--- START OF Extracted data ---

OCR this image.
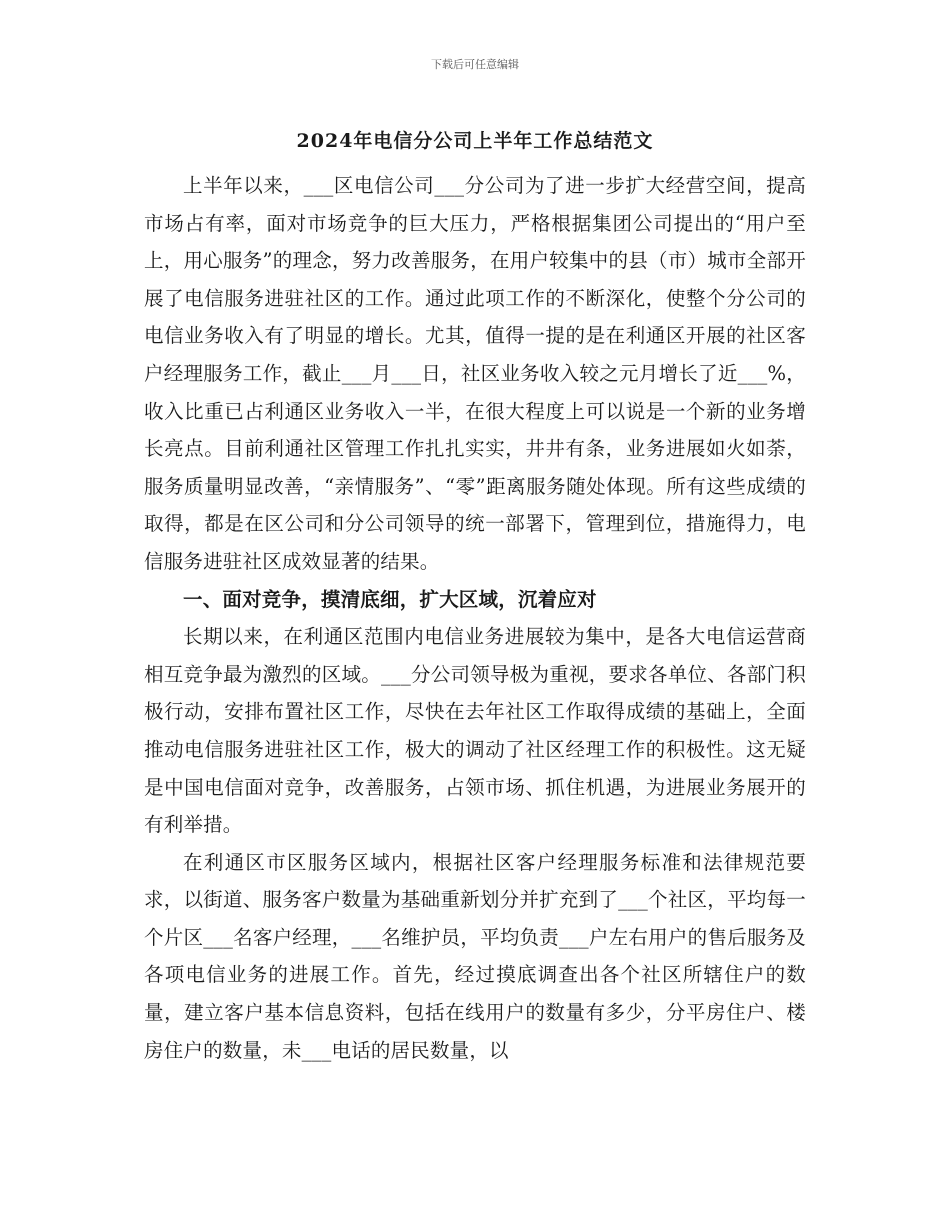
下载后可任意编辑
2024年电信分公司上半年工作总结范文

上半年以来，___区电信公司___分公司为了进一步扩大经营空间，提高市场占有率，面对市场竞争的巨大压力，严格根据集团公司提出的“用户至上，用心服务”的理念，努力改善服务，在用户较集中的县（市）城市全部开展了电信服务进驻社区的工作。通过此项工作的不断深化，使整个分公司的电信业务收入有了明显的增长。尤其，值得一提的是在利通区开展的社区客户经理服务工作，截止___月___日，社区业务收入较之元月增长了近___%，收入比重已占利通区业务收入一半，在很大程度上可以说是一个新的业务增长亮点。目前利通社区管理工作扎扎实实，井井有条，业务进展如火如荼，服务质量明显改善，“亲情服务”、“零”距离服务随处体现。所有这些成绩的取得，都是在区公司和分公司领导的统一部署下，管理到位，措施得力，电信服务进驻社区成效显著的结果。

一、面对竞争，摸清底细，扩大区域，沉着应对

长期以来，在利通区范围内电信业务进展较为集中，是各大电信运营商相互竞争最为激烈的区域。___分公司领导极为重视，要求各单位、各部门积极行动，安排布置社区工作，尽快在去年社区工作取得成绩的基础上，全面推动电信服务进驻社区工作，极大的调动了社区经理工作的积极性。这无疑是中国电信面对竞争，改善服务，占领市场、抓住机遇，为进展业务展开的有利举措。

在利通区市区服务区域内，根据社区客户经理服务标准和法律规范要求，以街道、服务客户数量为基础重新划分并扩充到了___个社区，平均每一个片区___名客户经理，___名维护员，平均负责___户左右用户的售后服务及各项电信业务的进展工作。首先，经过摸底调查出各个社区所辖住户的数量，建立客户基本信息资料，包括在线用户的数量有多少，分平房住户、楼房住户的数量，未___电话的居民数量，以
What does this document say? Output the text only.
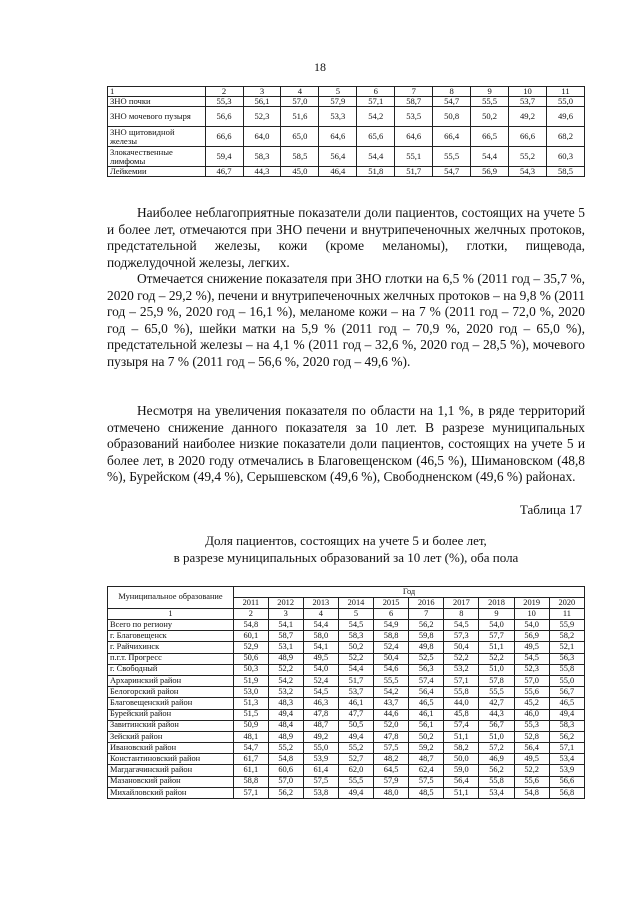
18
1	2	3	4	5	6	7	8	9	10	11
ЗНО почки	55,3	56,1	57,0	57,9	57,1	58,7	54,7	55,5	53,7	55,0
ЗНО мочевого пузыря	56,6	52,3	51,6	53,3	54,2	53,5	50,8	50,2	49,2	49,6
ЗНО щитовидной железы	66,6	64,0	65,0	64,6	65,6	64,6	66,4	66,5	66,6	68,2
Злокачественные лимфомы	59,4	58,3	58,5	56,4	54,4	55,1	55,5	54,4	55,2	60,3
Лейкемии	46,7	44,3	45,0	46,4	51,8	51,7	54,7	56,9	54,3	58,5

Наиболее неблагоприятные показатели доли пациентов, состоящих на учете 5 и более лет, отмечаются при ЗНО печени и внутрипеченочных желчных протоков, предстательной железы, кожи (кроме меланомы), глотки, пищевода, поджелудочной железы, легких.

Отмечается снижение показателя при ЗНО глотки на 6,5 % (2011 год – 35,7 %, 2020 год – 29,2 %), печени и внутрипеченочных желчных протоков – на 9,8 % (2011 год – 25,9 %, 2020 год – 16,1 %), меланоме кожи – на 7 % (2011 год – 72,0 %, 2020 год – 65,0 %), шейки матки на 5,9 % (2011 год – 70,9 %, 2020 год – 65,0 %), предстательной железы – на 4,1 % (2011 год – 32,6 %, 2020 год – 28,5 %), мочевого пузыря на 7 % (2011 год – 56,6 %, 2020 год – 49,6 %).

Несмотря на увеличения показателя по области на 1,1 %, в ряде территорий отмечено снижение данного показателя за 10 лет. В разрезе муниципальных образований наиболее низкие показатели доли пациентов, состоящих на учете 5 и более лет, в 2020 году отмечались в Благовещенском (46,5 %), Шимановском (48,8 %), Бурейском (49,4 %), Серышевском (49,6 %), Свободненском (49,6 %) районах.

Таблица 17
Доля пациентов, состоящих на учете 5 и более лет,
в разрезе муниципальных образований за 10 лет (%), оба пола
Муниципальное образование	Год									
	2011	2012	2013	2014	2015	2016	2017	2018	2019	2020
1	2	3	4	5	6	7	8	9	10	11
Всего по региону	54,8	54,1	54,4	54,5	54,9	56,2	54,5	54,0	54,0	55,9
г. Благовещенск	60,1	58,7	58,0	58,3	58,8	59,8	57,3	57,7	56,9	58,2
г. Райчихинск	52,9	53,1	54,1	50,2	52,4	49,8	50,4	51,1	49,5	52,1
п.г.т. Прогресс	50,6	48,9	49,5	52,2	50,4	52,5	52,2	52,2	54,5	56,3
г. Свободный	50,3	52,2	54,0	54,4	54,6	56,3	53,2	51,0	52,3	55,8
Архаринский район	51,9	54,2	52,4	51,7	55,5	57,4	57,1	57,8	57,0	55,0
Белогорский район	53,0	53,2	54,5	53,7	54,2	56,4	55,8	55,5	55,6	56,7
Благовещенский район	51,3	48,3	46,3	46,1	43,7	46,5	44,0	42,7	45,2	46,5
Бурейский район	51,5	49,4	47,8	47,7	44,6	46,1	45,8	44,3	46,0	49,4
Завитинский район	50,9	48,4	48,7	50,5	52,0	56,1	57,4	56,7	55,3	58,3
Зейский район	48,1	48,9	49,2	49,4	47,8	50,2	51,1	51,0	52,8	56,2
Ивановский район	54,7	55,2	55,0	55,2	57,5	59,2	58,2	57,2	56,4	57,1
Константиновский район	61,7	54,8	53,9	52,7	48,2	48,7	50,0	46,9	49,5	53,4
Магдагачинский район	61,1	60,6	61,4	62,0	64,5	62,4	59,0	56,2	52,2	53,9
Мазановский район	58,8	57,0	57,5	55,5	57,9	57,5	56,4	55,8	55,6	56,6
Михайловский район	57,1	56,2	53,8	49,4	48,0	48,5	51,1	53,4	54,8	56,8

--- END OF Extracted data ---
--- START OF Extracted data ---

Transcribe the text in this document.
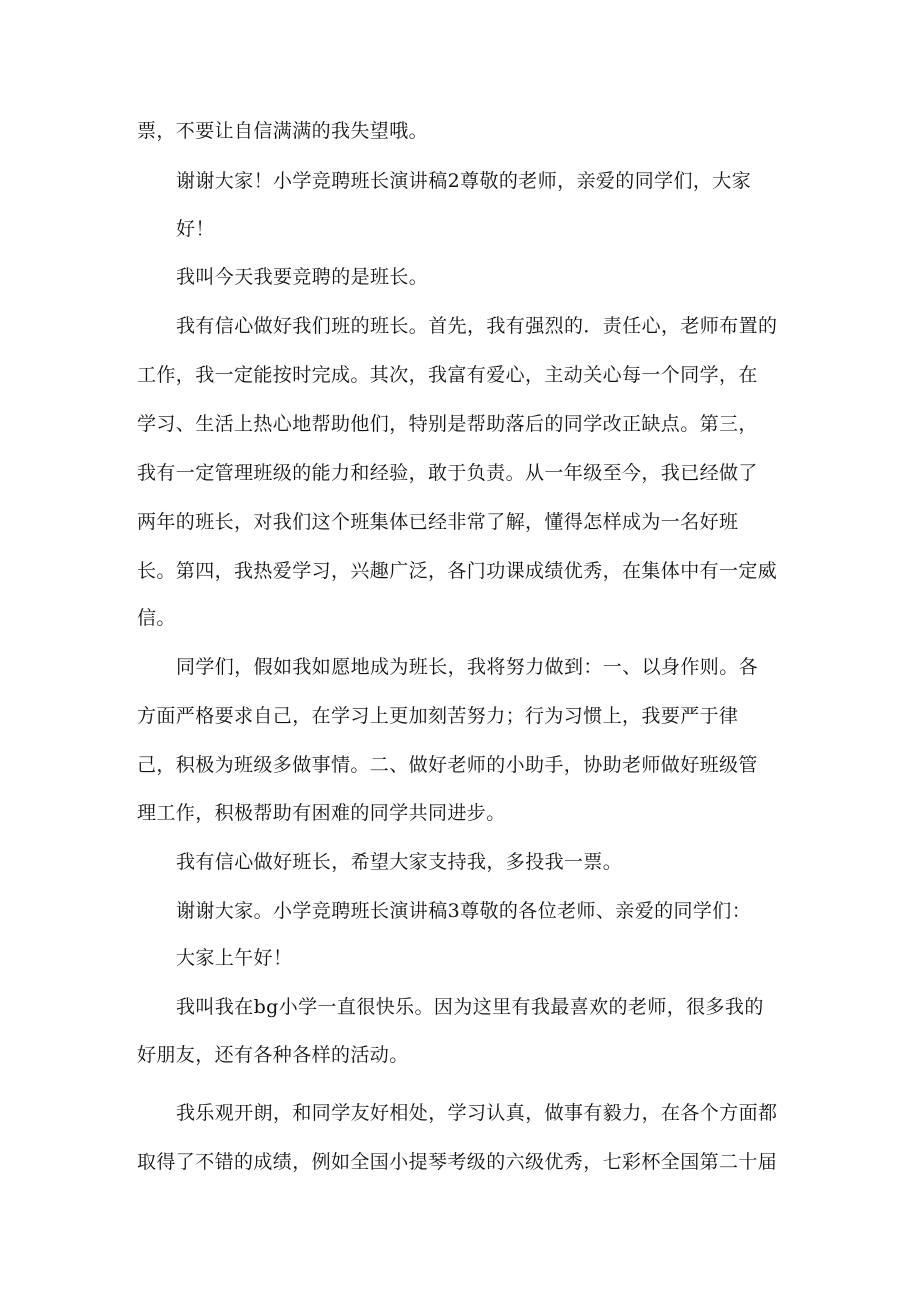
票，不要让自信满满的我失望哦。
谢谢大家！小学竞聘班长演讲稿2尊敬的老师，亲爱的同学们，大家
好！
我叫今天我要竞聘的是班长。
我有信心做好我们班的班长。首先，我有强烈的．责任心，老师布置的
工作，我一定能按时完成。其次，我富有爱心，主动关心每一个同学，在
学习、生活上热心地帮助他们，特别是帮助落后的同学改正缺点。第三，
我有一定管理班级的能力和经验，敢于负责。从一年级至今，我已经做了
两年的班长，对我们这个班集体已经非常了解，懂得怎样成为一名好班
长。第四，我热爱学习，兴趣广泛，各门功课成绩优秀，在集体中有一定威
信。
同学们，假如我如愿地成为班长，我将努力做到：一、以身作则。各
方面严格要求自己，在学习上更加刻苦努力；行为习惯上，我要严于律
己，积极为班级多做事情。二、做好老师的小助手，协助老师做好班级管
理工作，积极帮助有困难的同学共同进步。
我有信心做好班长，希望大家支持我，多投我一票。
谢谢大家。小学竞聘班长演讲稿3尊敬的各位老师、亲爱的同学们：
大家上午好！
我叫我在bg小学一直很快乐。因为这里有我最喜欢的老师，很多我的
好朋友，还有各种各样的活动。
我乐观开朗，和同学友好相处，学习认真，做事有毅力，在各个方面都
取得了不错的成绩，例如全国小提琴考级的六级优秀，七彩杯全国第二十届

--- END OF Extracted data ---
--- START OF Extracted data ---

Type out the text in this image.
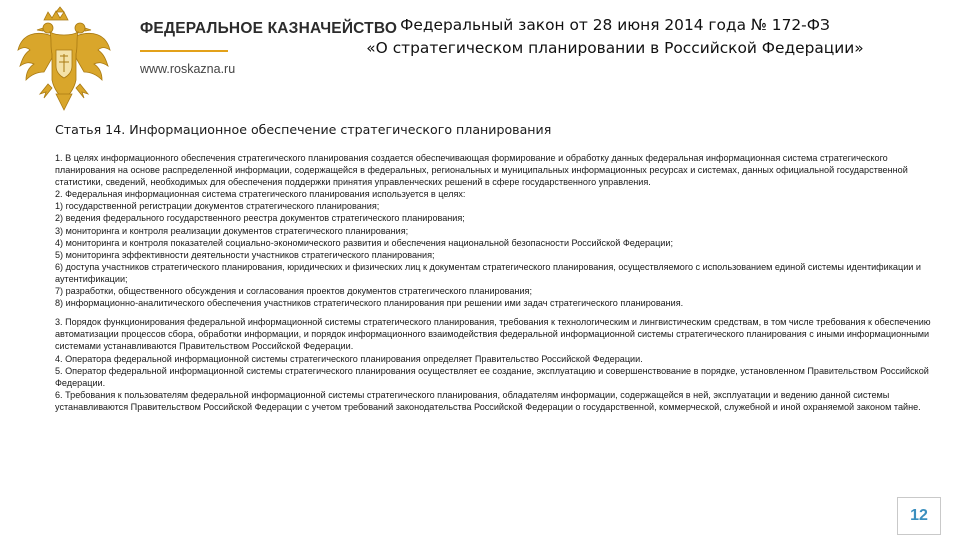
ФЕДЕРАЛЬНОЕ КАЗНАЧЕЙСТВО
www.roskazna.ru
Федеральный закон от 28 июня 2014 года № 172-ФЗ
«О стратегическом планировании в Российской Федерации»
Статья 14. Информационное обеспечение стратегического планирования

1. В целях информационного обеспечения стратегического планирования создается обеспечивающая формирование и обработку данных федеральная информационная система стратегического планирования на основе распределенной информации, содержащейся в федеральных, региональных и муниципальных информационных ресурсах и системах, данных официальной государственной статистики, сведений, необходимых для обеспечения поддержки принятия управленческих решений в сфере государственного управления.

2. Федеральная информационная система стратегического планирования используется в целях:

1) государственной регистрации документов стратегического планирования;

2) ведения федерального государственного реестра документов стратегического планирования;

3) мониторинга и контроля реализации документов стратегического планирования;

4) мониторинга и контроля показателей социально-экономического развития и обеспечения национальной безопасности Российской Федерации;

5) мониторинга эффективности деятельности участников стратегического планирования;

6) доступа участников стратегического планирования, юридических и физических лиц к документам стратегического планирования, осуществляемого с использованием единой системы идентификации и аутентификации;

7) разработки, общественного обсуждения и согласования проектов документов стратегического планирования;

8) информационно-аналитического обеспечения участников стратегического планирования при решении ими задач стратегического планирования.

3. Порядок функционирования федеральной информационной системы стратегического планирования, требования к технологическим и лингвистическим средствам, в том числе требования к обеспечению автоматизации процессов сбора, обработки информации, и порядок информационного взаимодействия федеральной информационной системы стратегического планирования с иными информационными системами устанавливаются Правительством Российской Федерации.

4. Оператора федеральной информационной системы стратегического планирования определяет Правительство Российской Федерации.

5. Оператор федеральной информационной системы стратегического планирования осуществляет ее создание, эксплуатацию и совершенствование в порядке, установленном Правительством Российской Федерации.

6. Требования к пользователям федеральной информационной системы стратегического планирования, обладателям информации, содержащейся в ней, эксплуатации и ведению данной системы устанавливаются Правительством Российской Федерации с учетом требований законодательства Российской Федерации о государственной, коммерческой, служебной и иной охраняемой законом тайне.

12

--- END OF Extracted data ---

Extract every line containing the string "document" from the material.

What does this document say? Output the text only.
Transcribe the text in this document.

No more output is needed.